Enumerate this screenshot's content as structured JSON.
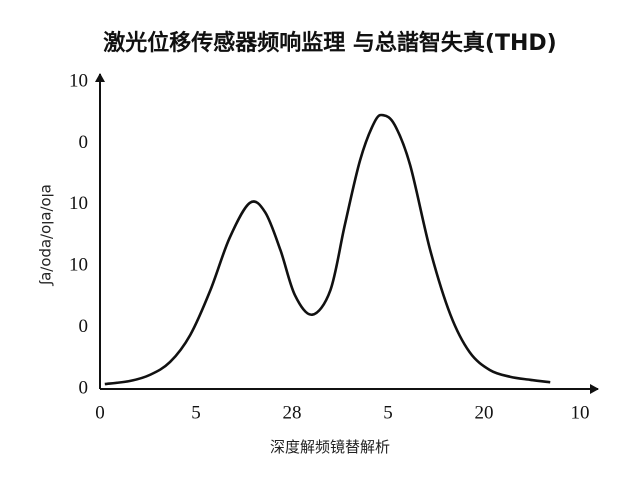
{
  "chart_data": {
    "type": "line",
    "title": "激光位移传感器频响监理 与总諧智失真(THD)",
    "x_label": "深度解频镜替解析",
    "y_label": "ɐlo/ɐlo/ɐpo/ɐʃ",
    "xlim": [
      0,
      5
    ],
    "ylim": [
      0,
      5
    ],
    "xticks": [
      {
        "value": 0,
        "label": "0"
      },
      {
        "value": 1,
        "label": "5"
      },
      {
        "value": 2,
        "label": "28"
      },
      {
        "value": 3,
        "label": "5"
      },
      {
        "value": 4,
        "label": "20"
      },
      {
        "value": 5,
        "label": "10"
      }
    ],
    "yticks": [
      {
        "value": 0,
        "label": "0"
      },
      {
        "value": 1,
        "label": "0"
      },
      {
        "value": 2,
        "label": "10"
      },
      {
        "value": 3,
        "label": "10"
      },
      {
        "value": 4,
        "label": "0"
      },
      {
        "value": 5,
        "label": "10"
      }
    ],
    "color": "#111111",
    "x": [
      0.05,
      0.31,
      0.52,
      0.73,
      0.94,
      1.15,
      1.35,
      1.56,
      1.72,
      1.88,
      2.03,
      2.21,
      2.4,
      2.55,
      2.71,
      2.86,
      2.95,
      3.07,
      3.23,
      3.44,
      3.65,
      3.85,
      4.06,
      4.27,
      4.48,
      4.69
    ],
    "values": [
      0.08,
      0.13,
      0.23,
      0.44,
      0.88,
      1.61,
      2.46,
      3.03,
      2.88,
      2.26,
      1.53,
      1.21,
      1.61,
      2.67,
      3.73,
      4.35,
      4.46,
      4.3,
      3.65,
      2.26,
      1.21,
      0.6,
      0.31,
      0.2,
      0.15,
      0.11
    ]
  }
}
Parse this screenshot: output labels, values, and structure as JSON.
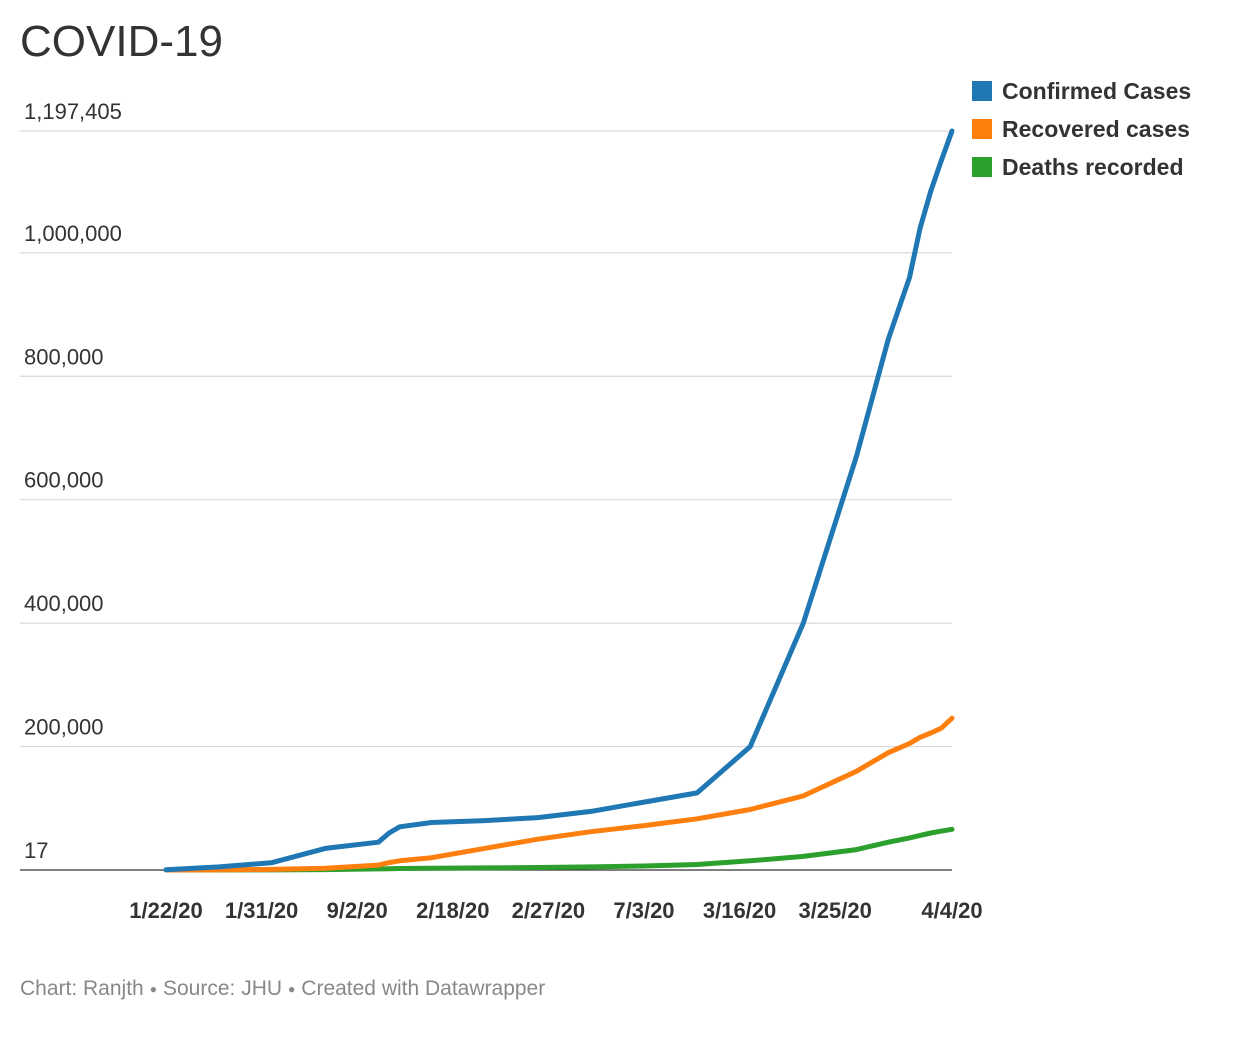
{
  "title": "COVID-19",
  "legend": [
    {
      "label": "Confirmed Cases",
      "color": "#1f77b4"
    },
    {
      "label": "Recovered cases",
      "color": "#ff7f0e"
    },
    {
      "label": "Deaths recorded",
      "color": "#2ca02c"
    }
  ],
  "footer": {
    "chart_by": "Chart: Ranjth",
    "source": "Source: JHU",
    "created_with": "Created with Datawrapper"
  },
  "chart_data": {
    "type": "line",
    "title": "COVID-19",
    "xlabel": "",
    "ylabel": "",
    "x_tick_labels": [
      "1/22/20",
      "1/31/20",
      "9/2/20",
      "2/18/20",
      "2/27/20",
      "7/3/20",
      "3/16/20",
      "3/25/20",
      "4/4/20"
    ],
    "x_ticks_at_day": [
      0,
      9,
      18,
      27,
      36,
      45,
      54,
      63,
      74
    ],
    "y_tick_labels": [
      "17",
      "200,000",
      "400,000",
      "600,000",
      "800,000",
      "1,000,000",
      "1,197,405"
    ],
    "y_ticks": [
      17,
      200000,
      400000,
      600000,
      800000,
      1000000,
      1197405
    ],
    "ylim": [
      17,
      1197405
    ],
    "grid": true,
    "legend_position": "top-right",
    "x": [
      0,
      5,
      10,
      15,
      20,
      21,
      22,
      25,
      30,
      35,
      40,
      45,
      50,
      55,
      60,
      65,
      68,
      70,
      71,
      72,
      73,
      74
    ],
    "series": [
      {
        "name": "Confirmed Cases",
        "color": "#1f77b4",
        "values": [
          555,
          5000,
          12000,
          35000,
          45000,
          60000,
          70000,
          77000,
          80000,
          85000,
          95000,
          110000,
          125000,
          200000,
          400000,
          670000,
          860000,
          960000,
          1040000,
          1100000,
          1150000,
          1197405
        ]
      },
      {
        "name": "Recovered cases",
        "color": "#ff7f0e",
        "values": [
          28,
          200,
          1000,
          3000,
          8000,
          12000,
          15000,
          20000,
          35000,
          50000,
          62000,
          72000,
          83000,
          98000,
          120000,
          160000,
          190000,
          205000,
          215000,
          222000,
          230000,
          246000
        ]
      },
      {
        "name": "Deaths recorded",
        "color": "#2ca02c",
        "values": [
          17,
          50,
          200,
          700,
          1800,
          2200,
          2500,
          3000,
          3500,
          4000,
          5000,
          6500,
          9000,
          15000,
          22000,
          33000,
          45000,
          52000,
          56000,
          60000,
          63000,
          66000
        ]
      }
    ]
  }
}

==*==

• _Objective_:
Keep the pictures out of your copy, and repeat every entry above exactly.

• _Answer to the task_:
Enumerate this screenshot's content as structured JSON.
{
  "chart_data": {
    "type": "line",
    "title": "激光位移传感器频响监理 与总諧智失真(THD)",
    "x_label": "深度解频镜替解析",
    "y_label": "ɐlo/ɐlo/ɐpo/ɐʃ",
    "xlim": [
      0,
      5
    ],
    "ylim": [
      0,
      5
    ],
    "xticks": [
      {
        "value": 0,
        "label": "0"
      },
      {
        "value": 1,
        "label": "5"
      },
      {
        "value": 2,
        "label": "28"
      },
      {
        "value": 3,
        "label": "5"
      },
      {
        "value": 4,
        "label": "20"
      },
      {
        "value": 5,
        "label": "10"
      }
    ],
    "yticks": [
      {
        "value": 0,
        "label": "0"
      },
      {
        "value": 1,
        "label": "0"
      },
      {
        "value": 2,
        "label": "10"
      },
      {
        "value": 3,
        "label": "10"
      },
      {
        "value": 4,
        "label": "0"
      },
      {
        "value": 5,
        "label": "10"
      }
    ],
    "color": "#111111",
    "x": [
      0.05,
      0.31,
      0.52,
      0.73,
      0.94,
      1.15,
      1.35,
      1.56,
      1.72,
      1.88,
      2.03,
      2.21,
      2.4,
      2.55,
      2.71,
      2.86,
      2.95,
      3.07,
      3.23,
      3.44,
      3.65,
      3.85,
      4.06,
      4.27,
      4.48,
      4.69
    ],
    "values": [
      0.08,
      0.13,
      0.23,
      0.44,
      0.88,
      1.61,
      2.46,
      3.03,
      2.88,
      2.26,
      1.53,
      1.21,
      1.61,
      2.67,
      3.73,
      4.35,
      4.46,
      4.3,
      3.65,
      2.26,
      1.21,
      0.6,
      0.31,
      0.2,
      0.15,
      0.11
    ]
  }
}
Parse this screenshot: output labels, values, and structure as JSON.
{
  "title": "COVID-19",
  "legend": [
    {
      "label": "Confirmed Cases",
      "color": "#1f77b4"
    },
    {
      "label": "Recovered cases",
      "color": "#ff7f0e"
    },
    {
      "label": "Deaths recorded",
      "color": "#2ca02c"
    }
  ],
  "footer": {
    "chart_by": "Chart: Ranjth",
    "source": "Source: JHU",
    "created_with": "Created with Datawrapper"
  },
  "chart_data": {
    "type": "line",
    "title": "COVID-19",
    "xlabel": "",
    "ylabel": "",
    "x_tick_labels": [
      "1/22/20",
      "1/31/20",
      "9/2/20",
      "2/18/20",
      "2/27/20",
      "7/3/20",
      "3/16/20",
      "3/25/20",
      "4/4/20"
    ],
    "x_ticks_at_day": [
      0,
      9,
      18,
      27,
      36,
      45,
      54,
      63,
      74
    ],
    "y_tick_labels": [
      "17",
      "200,000",
      "400,000",
      "600,000",
      "800,000",
      "1,000,000",
      "1,197,405"
    ],
    "y_ticks": [
      17,
      200000,
      400000,
      600000,
      800000,
      1000000,
      1197405
    ],
    "ylim": [
      17,
      1197405
    ],
    "grid": true,
    "legend_position": "top-right",
    "x": [
      0,
      5,
      10,
      15,
      20,
      21,
      22,
      25,
      30,
      35,
      40,
      45,
      50,
      55,
      60,
      65,
      68,
      70,
      71,
      72,
      73,
      74
    ],
    "series": [
      {
        "name": "Confirmed Cases",
        "color": "#1f77b4",
        "values": [
          555,
          5000,
          12000,
          35000,
          45000,
          60000,
          70000,
          77000,
          80000,
          85000,
          95000,
          110000,
          125000,
          200000,
          400000,
          670000,
          860000,
          960000,
          1040000,
          1100000,
          1150000,
          1197405
        ]
      },
      {
        "name": "Recovered cases",
        "color": "#ff7f0e",
        "values": [
          28,
          200,
          1000,
          3000,
          8000,
          12000,
          15000,
          20000,
          35000,
          50000,
          62000,
          72000,
          83000,
          98000,
          120000,
          160000,
          190000,
          205000,
          215000,
          222000,
          230000,
          246000
        ]
      },
      {
        "name": "Deaths recorded",
        "color": "#2ca02c",
        "values": [
          17,
          50,
          200,
          700,
          1800,
          2200,
          2500,
          3000,
          3500,
          4000,
          5000,
          6500,
          9000,
          15000,
          22000,
          33000,
          45000,
          52000,
          56000,
          60000,
          63000,
          66000
        ]
      }
    ]
  }
}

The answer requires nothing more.